ZU ERLEDIGEN:
1. Welchen Grund nennt der folgende Dokumentausschnitt dafür, dass die PLO begann, jüdische und israelische Ziele im Ausland anzugreifen? Antworten Sie in ein bis drei Sätzen.
2. Führen Sie alle zivilen Ziele auf, die der folgende Dokumentausschnitt für die Anschläge von September bis Dezember 1967 nennt.

Die PLO lehnte Resolution 242 am 15. Oktober 1968 vor der Vollversammlung
der Vereinten Nationen mit der Erklärung ab, dass die "Durchführung
besagter Resolution zum Verlust aller Hoffnungen auf Frieden und Sicherheit
in Palästina und im Nahen Osten" führe.
Botschafter Abba Eban formulierte die Haltung Israels am 1. Mai 1968
gegenüber dem Sicherheitsrat: "Meine Regierung hat darauf
hingewiesen, dass sie die Resolution des Sicherheitsrates zur Förderung
eines Abkommens über die Errichtung eines gerechten und dauerhaften
Friedens anerkennt. Darüber hinaus bin ich zu der Zusicherung
bevollmächtigt, dass wir bereit sind, in allen Punkten, die in
dieser Resolution angesprochen werden, mit jedem arabischen Staat
zu einer Übereinkunft zu kommen."
Es dauerte fast ein Vierteljahrhundert, doch am Ende akzeptierte die
PLO mit der Unterzeichnung der "Grundsatzerklärung"
im September 1993 die Resolutionen 242 und 338 als Grundlage für
Verhandlungen mit Israel.
Behauptung
"Nach dem Sechs-Tage-Krieg waren die Palästinenser zu Verhandlungen
bereit."
Tatsache
Die Arabische Liga gründete im Jahr 1964 in Kairo die Palästinensische
Befreiungsorganisation als Waffe gegen Israel. Bis zum Sechs-Tage-Krieg
führte die PLO Terroranschläge durch, die massiv zur dramatischen
Zuspitzung des Konflikts beitrugen. Weder die PLO noch andere palästinensische
Gruppen traten mit Jordanien oder Ägypten für die Schaffung
eines unabhängigen palästinensischen Staates in der Westbank
und im Gazastreifen ein. Das Hauptanliegen der Palästinenser
war stets die Vernichtung Israels.
Das änderte sich auch nach der Niederlage der arabischen Staaten
im Jahr 1967 nicht. Im Gegenteil, als dadurch eine Million Araber
unter israelische Herrschaft kamen, glaubten manche Palästinenser,
dass die Erfolgsaussichten eines allgemeinen Befreiungskrieges nun
sogar gewachsen seien. Zu diesem Zweck organisierte Jassir Arafat
eine Terrorkampagne von der Westbank aus. Von September bis Dezember
1967 kam es zu 61 Anschlägen, in der Hauptsache gegen zivile
Ziele wie Fabriken, Kinos und Privathäuser.10
Den israelischen Sicherheitskräfte gelang es jedoch zunehmend,
die Terroranschläge in Israel und in den besetzten Gebieten zu
vereiteln. Daraufhin schlug die PLO einen anderen Kurs ein und griff
jüdische und israelische Ziele im Ausland an. Anfang 1968 kam
es zur ersten Flugzeugentführung durch palästinensische
Terroristen, der noch viele folgen sollten.

GEZEIGTES MATERIAL:
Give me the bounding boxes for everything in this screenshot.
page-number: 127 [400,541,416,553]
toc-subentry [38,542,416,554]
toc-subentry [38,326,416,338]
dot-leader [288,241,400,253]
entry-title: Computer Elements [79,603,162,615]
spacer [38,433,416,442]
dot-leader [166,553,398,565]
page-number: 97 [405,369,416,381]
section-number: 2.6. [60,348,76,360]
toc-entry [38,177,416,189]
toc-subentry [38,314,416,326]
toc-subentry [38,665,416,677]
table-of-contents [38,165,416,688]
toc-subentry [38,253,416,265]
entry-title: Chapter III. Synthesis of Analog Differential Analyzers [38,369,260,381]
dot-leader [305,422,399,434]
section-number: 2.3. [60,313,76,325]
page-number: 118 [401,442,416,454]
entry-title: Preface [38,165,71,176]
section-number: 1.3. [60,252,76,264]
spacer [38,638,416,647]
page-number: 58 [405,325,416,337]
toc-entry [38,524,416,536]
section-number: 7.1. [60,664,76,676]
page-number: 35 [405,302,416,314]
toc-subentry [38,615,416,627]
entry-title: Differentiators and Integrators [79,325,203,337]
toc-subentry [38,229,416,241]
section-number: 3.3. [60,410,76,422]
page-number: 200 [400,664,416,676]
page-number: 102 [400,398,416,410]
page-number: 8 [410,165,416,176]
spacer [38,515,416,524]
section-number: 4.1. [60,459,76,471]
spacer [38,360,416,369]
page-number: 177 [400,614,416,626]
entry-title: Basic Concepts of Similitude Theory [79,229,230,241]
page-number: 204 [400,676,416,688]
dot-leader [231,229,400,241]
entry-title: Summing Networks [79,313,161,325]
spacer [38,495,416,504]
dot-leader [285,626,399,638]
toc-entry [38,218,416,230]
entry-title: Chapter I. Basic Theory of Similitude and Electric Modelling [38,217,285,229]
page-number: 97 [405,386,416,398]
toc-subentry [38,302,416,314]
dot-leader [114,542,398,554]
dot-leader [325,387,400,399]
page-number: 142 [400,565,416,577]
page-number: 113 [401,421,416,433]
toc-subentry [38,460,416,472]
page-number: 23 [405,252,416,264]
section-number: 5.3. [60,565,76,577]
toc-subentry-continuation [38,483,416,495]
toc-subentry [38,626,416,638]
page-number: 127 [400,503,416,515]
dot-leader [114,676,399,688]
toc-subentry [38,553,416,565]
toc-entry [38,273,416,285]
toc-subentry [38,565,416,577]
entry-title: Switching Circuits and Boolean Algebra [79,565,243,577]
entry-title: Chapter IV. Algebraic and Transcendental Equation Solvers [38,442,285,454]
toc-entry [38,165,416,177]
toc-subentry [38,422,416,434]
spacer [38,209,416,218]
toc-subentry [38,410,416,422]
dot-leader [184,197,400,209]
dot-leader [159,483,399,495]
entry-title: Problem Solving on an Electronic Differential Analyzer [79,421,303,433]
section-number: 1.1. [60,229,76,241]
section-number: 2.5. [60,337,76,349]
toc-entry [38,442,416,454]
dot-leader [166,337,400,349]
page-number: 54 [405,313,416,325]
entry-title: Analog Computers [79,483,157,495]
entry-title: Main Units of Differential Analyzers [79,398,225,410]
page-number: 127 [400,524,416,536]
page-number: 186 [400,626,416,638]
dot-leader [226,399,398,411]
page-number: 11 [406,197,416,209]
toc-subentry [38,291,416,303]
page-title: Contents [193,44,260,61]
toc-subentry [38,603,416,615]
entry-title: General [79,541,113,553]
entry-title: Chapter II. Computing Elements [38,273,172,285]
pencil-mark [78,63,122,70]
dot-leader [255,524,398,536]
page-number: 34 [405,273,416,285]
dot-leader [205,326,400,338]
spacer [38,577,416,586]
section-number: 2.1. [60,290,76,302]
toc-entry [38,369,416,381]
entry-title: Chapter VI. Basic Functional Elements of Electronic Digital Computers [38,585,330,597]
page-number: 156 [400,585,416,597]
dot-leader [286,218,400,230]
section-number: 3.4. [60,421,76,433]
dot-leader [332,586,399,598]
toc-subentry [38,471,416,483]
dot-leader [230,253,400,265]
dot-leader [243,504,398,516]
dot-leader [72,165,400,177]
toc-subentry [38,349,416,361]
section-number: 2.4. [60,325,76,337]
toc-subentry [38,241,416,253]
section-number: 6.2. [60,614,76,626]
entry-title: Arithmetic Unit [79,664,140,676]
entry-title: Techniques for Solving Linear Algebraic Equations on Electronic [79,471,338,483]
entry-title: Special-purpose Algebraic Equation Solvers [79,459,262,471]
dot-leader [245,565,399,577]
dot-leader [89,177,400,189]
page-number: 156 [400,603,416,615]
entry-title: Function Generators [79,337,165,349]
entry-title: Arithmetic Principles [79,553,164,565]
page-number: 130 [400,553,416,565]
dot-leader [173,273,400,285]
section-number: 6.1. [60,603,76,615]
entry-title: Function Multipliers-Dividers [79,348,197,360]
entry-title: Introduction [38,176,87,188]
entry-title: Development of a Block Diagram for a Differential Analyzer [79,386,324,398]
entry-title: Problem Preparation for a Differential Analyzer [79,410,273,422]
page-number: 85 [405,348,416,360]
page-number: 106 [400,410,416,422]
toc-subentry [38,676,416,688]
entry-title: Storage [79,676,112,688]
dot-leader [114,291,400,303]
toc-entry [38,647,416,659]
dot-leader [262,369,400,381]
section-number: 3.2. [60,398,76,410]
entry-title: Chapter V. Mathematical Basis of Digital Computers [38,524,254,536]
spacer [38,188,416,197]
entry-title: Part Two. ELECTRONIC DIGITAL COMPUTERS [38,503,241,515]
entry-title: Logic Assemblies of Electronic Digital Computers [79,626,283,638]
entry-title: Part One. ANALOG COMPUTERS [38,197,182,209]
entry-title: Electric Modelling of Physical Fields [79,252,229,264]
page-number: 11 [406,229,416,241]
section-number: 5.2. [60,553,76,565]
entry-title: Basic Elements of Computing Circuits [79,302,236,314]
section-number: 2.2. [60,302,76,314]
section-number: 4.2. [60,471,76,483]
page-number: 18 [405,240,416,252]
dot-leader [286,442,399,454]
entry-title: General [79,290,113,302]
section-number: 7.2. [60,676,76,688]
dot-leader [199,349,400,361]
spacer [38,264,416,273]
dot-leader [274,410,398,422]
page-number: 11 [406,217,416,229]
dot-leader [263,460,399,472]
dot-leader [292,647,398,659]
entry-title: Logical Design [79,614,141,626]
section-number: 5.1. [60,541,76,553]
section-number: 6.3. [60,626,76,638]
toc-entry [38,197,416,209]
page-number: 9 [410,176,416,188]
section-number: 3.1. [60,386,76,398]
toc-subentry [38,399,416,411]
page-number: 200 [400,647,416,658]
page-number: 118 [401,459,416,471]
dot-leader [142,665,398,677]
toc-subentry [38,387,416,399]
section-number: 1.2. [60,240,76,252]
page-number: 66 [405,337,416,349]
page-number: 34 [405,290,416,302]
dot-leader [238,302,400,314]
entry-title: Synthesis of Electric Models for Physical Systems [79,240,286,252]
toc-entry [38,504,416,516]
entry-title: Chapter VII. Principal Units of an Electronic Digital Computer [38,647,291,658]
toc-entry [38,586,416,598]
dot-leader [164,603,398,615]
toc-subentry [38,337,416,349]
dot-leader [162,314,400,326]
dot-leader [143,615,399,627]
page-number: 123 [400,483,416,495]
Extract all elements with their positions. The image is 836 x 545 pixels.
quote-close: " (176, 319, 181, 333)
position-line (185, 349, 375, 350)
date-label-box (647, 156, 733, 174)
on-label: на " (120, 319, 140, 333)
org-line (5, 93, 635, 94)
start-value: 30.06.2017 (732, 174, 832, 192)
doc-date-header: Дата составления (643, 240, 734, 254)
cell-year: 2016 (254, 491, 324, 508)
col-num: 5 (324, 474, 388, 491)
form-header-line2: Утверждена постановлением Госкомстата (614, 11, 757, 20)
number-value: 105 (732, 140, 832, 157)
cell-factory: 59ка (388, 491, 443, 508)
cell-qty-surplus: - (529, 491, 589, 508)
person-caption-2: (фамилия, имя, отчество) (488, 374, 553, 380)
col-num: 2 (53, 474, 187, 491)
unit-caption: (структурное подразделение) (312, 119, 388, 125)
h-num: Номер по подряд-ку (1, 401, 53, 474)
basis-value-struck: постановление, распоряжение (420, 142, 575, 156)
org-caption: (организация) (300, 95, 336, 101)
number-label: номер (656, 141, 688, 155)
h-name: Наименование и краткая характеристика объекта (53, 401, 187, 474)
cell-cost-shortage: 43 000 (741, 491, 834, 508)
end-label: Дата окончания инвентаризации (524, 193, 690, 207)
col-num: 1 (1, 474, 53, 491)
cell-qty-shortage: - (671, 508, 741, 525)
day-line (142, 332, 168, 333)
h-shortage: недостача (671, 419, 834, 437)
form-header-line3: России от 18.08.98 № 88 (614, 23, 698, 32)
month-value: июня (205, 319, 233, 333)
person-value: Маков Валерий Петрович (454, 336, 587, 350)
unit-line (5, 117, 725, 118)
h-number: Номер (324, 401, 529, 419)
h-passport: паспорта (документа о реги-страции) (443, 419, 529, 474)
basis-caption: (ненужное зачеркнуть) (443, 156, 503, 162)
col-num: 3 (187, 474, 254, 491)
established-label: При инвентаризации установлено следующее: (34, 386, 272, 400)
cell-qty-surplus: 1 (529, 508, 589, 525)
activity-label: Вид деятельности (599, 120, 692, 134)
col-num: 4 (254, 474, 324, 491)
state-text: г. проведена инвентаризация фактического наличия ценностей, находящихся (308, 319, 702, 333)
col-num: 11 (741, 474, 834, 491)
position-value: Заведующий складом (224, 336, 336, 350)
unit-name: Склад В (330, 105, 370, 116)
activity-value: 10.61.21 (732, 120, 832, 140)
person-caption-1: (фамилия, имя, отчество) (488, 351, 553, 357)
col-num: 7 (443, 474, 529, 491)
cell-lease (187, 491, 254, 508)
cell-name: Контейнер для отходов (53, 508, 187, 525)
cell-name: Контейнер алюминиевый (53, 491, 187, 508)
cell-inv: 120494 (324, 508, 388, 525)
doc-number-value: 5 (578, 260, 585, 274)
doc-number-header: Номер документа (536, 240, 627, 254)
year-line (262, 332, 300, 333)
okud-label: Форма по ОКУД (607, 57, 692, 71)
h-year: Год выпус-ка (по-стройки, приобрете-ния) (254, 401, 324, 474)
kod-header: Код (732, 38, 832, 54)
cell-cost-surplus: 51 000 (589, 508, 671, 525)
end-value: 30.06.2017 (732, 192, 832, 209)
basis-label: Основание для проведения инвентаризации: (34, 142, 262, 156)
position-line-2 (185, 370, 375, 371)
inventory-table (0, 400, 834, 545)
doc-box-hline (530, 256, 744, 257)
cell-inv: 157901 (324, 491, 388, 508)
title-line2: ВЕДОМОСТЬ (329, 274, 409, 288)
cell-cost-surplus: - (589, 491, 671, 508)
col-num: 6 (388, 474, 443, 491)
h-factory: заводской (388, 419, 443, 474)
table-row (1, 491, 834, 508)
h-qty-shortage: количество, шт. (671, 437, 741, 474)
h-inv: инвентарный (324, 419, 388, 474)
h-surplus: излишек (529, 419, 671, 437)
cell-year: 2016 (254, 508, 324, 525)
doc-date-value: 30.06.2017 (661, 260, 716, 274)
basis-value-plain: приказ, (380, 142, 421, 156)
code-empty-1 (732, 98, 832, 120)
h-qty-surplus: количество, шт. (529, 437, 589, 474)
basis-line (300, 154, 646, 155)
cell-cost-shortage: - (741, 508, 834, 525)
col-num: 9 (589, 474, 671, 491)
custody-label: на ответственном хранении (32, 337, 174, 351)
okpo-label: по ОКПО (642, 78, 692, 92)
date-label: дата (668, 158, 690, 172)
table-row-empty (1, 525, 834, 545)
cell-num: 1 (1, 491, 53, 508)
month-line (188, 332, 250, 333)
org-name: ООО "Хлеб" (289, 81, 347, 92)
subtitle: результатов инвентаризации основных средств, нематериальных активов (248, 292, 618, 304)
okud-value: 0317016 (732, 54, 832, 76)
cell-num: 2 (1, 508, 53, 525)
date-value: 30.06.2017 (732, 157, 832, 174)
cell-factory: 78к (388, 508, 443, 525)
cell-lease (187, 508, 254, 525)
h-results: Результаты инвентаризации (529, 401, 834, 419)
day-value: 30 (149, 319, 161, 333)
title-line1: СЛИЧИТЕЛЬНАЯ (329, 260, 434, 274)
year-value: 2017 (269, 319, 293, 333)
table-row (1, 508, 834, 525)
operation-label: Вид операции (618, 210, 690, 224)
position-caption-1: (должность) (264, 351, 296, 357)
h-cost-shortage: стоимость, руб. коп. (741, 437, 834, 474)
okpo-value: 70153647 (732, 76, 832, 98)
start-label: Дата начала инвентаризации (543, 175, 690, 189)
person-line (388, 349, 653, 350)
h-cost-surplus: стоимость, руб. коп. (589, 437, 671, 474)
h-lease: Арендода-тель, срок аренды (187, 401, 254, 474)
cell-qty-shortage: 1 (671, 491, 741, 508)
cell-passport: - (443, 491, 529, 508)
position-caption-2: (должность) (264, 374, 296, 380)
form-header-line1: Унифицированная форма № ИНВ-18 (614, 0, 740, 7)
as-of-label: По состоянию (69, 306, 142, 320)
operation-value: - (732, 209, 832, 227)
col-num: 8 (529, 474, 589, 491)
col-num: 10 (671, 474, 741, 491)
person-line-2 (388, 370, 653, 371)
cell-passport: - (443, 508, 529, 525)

GELÖSTE AUFGABEN:
1. Den israelischen Sicherheitskräften gelang es zunehmend, die Terroranschläge in Israel und in den besetzten Gebieten zu vereiteln. Daraufhin schlug die PLO einen anderen Kurs ein und griff Ziele im Ausland an.

2. Fabriken, Kinos, Privathäuser